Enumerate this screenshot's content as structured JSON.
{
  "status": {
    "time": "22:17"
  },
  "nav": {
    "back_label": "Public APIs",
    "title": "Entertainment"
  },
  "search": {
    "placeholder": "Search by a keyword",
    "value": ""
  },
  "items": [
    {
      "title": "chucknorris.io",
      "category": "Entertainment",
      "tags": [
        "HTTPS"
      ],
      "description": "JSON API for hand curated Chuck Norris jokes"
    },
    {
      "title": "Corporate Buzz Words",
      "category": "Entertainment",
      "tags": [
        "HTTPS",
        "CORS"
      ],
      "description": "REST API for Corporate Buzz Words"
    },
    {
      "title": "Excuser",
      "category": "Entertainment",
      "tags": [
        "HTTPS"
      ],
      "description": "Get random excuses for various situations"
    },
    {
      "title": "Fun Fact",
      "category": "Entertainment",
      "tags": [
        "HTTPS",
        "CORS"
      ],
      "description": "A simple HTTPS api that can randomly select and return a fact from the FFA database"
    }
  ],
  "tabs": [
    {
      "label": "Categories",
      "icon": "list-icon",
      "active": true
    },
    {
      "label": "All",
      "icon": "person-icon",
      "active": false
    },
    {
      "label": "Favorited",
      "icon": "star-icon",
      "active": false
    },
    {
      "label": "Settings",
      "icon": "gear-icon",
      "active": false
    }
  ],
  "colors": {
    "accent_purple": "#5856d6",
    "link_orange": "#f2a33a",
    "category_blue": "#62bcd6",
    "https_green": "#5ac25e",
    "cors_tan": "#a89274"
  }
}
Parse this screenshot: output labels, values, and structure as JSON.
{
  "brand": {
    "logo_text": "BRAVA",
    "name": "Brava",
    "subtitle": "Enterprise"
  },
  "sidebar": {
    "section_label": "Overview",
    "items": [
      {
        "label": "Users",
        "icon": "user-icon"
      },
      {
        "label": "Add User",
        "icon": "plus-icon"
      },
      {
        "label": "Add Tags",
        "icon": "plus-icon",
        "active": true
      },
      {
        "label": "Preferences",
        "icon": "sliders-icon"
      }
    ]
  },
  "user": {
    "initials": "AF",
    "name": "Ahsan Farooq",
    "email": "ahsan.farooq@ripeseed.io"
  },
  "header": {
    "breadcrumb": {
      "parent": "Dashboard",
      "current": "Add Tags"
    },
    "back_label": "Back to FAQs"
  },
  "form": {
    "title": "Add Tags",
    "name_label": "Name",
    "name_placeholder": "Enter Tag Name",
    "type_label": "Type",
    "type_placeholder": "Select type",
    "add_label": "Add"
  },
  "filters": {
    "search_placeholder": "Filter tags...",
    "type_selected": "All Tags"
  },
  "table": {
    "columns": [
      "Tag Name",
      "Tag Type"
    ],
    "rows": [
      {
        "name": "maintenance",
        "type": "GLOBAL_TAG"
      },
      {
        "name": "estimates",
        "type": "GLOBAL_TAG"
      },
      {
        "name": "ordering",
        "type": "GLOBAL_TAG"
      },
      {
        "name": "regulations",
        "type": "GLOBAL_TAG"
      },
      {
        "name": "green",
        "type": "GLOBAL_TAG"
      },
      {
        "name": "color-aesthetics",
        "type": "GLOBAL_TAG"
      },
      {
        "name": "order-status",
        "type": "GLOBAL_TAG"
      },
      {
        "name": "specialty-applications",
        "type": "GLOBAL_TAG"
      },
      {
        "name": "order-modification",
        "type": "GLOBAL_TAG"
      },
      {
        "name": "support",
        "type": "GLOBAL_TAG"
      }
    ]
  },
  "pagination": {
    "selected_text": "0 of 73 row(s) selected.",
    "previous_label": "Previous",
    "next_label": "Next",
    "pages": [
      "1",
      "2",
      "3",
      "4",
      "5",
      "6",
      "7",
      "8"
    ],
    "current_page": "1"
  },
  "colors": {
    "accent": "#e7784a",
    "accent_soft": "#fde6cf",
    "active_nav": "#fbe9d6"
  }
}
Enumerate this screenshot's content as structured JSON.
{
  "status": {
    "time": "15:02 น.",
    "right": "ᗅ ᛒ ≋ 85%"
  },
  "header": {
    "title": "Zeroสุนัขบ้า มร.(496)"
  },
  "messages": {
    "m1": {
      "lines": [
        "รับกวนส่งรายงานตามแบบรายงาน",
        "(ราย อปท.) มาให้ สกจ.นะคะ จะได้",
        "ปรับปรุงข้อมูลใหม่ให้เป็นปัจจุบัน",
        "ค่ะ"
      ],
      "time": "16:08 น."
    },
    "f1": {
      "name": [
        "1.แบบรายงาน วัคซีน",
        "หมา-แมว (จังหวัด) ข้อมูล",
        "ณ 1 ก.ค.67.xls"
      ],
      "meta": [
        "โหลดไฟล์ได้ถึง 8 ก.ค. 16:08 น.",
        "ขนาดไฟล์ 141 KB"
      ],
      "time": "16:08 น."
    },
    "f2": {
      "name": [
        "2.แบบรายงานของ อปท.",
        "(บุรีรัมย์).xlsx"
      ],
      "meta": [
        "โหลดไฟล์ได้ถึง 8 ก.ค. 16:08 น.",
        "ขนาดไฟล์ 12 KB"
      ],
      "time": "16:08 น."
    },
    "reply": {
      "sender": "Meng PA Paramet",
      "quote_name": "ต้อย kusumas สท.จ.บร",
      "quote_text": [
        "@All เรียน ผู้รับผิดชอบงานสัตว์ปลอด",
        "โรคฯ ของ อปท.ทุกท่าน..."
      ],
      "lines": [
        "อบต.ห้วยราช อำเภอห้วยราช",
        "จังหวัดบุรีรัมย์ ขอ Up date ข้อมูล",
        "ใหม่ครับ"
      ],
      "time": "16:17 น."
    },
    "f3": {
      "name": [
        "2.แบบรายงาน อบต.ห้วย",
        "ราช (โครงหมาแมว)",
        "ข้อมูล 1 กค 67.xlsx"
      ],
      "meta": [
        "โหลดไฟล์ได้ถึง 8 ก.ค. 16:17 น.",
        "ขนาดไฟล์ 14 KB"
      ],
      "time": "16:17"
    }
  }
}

__Task brief__
Extract the data exactly as given.

__Answer to this task__
Enumerate this screenshot's content as structured JSON.
{
  "status": {
    "time": "22:17"
  },
  "nav": {
    "back_label": "Public APIs",
    "title": "Entertainment"
  },
  "search": {
    "placeholder": "Search by a keyword",
    "value": ""
  },
  "items": [
    {
      "title": "chucknorris.io",
      "category": "Entertainment",
      "tags": [
        "HTTPS"
      ],
      "description": "JSON API for hand curated Chuck Norris jokes"
    },
    {
      "title": "Corporate Buzz Words",
      "category": "Entertainment",
      "tags": [
        "HTTPS",
        "CORS"
      ],
      "description": "REST API for Corporate Buzz Words"
    },
    {
      "title": "Excuser",
      "category": "Entertainment",
      "tags": [
        "HTTPS"
      ],
      "description": "Get random excuses for various situations"
    },
    {
      "title": "Fun Fact",
      "category": "Entertainment",
      "tags": [
        "HTTPS",
        "CORS"
      ],
      "description": "A simple HTTPS api that can randomly select and return a fact from the FFA database"
    }
  ],
  "tabs": [
    {
      "label": "Categories",
      "icon": "list-icon",
      "active": true
    },
    {
      "label": "All",
      "icon": "person-icon",
      "active": false
    },
    {
      "label": "Favorited",
      "icon": "star-icon",
      "active": false
    },
    {
      "label": "Settings",
      "icon": "gear-icon",
      "active": false
    }
  ],
  "colors": {
    "accent_purple": "#5856d6",
    "link_orange": "#f2a33a",
    "category_blue": "#62bcd6",
    "https_green": "#5ac25e",
    "cors_tan": "#a89274"
  }
}
Parse this screenshot: output labels, values, and structure as JSON.
{
  "brand": {
    "logo_text": "BRAVA",
    "name": "Brava",
    "subtitle": "Enterprise"
  },
  "sidebar": {
    "section_label": "Overview",
    "items": [
      {
        "label": "Users",
        "icon": "user-icon"
      },
      {
        "label": "Add User",
        "icon": "plus-icon"
      },
      {
        "label": "Add Tags",
        "icon": "plus-icon",
        "active": true
      },
      {
        "label": "Preferences",
        "icon": "sliders-icon"
      }
    ]
  },
  "user": {
    "initials": "AF",
    "name": "Ahsan Farooq",
    "email": "ahsan.farooq@ripeseed.io"
  },
  "header": {
    "breadcrumb": {
      "parent": "Dashboard",
      "current": "Add Tags"
    },
    "back_label": "Back to FAQs"
  },
  "form": {
    "title": "Add Tags",
    "name_label": "Name",
    "name_placeholder": "Enter Tag Name",
    "type_label": "Type",
    "type_placeholder": "Select type",
    "add_label": "Add"
  },
  "filters": {
    "search_placeholder": "Filter tags...",
    "type_selected": "All Tags"
  },
  "table": {
    "columns": [
      "Tag Name",
      "Tag Type"
    ],
    "rows": [
      {
        "name": "maintenance",
        "type": "GLOBAL_TAG"
      },
      {
        "name": "estimates",
        "type": "GLOBAL_TAG"
      },
      {
        "name": "ordering",
        "type": "GLOBAL_TAG"
      },
      {
        "name": "regulations",
        "type": "GLOBAL_TAG"
      },
      {
        "name": "green",
        "type": "GLOBAL_TAG"
      },
      {
        "name": "color-aesthetics",
        "type": "GLOBAL_TAG"
      },
      {
        "name": "order-status",
        "type": "GLOBAL_TAG"
      },
      {
        "name": "specialty-applications",
        "type": "GLOBAL_TAG"
      },
      {
        "name": "order-modification",
        "type": "GLOBAL_TAG"
      },
      {
        "name": "support",
        "type": "GLOBAL_TAG"
      }
    ]
  },
  "pagination": {
    "selected_text": "0 of 73 row(s) selected.",
    "previous_label": "Previous",
    "next_label": "Next",
    "pages": [
      "1",
      "2",
      "3",
      "4",
      "5",
      "6",
      "7",
      "8"
    ],
    "current_page": "1"
  },
  "colors": {
    "accent": "#e7784a",
    "accent_soft": "#fde6cf",
    "active_nav": "#fbe9d6"
  }
}
Enumerate this screenshot's content as structured JSON.
{
  "status": {
    "time": "15:02 น.",
    "right": "ᗅ ᛒ ≋ 85%"
  },
  "header": {
    "title": "Zeroสุนัขบ้า มร.(496)"
  },
  "messages": {
    "m1": {
      "lines": [
        "รับกวนส่งรายงานตามแบบรายงาน",
        "(ราย อปท.) มาให้ สกจ.นะคะ จะได้",
        "ปรับปรุงข้อมูลใหม่ให้เป็นปัจจุบัน",
        "ค่ะ"
      ],
      "time": "16:08 น."
    },
    "f1": {
      "name": [
        "1.แบบรายงาน วัคซีน",
        "หมา-แมว (จังหวัด) ข้อมูล",
        "ณ 1 ก.ค.67.xls"
      ],
      "meta": [
        "โหลดไฟล์ได้ถึง 8 ก.ค. 16:08 น.",
        "ขนาดไฟล์ 141 KB"
      ],
      "time": "16:08 น."
    },
    "f2": {
      "name": [
        "2.แบบรายงานของ อปท.",
        "(บุรีรัมย์).xlsx"
      ],
      "meta": [
        "โหลดไฟล์ได้ถึง 8 ก.ค. 16:08 น.",
        "ขนาดไฟล์ 12 KB"
      ],
      "time": "16:08 น."
    },
    "reply": {
      "sender": "Meng PA Paramet",
      "quote_name": "ต้อย kusumas สท.จ.บร",
      "quote_text": [
        "@All เรียน ผู้รับผิดชอบงานสัตว์ปลอด",
        "โรคฯ ของ อปท.ทุกท่าน..."
      ],
      "lines": [
        "อบต.ห้วยราช อำเภอห้วยราช",
        "จังหวัดบุรีรัมย์ ขอ Up date ข้อมูล",
        "ใหม่ครับ"
      ],
      "time": "16:17 น."
    },
    "f3": {
      "name": [
        "2.แบบรายงาน อบต.ห้วย",
        "ราช (โครงหมาแมว)",
        "ข้อมูล 1 กค 67.xlsx"
      ],
      "meta": [
        "โหลดไฟล์ได้ถึง 8 ก.ค. 16:17 น.",
        "ขนาดไฟล์ 14 KB"
      ],
      "time": "16:17"
    }
  }
}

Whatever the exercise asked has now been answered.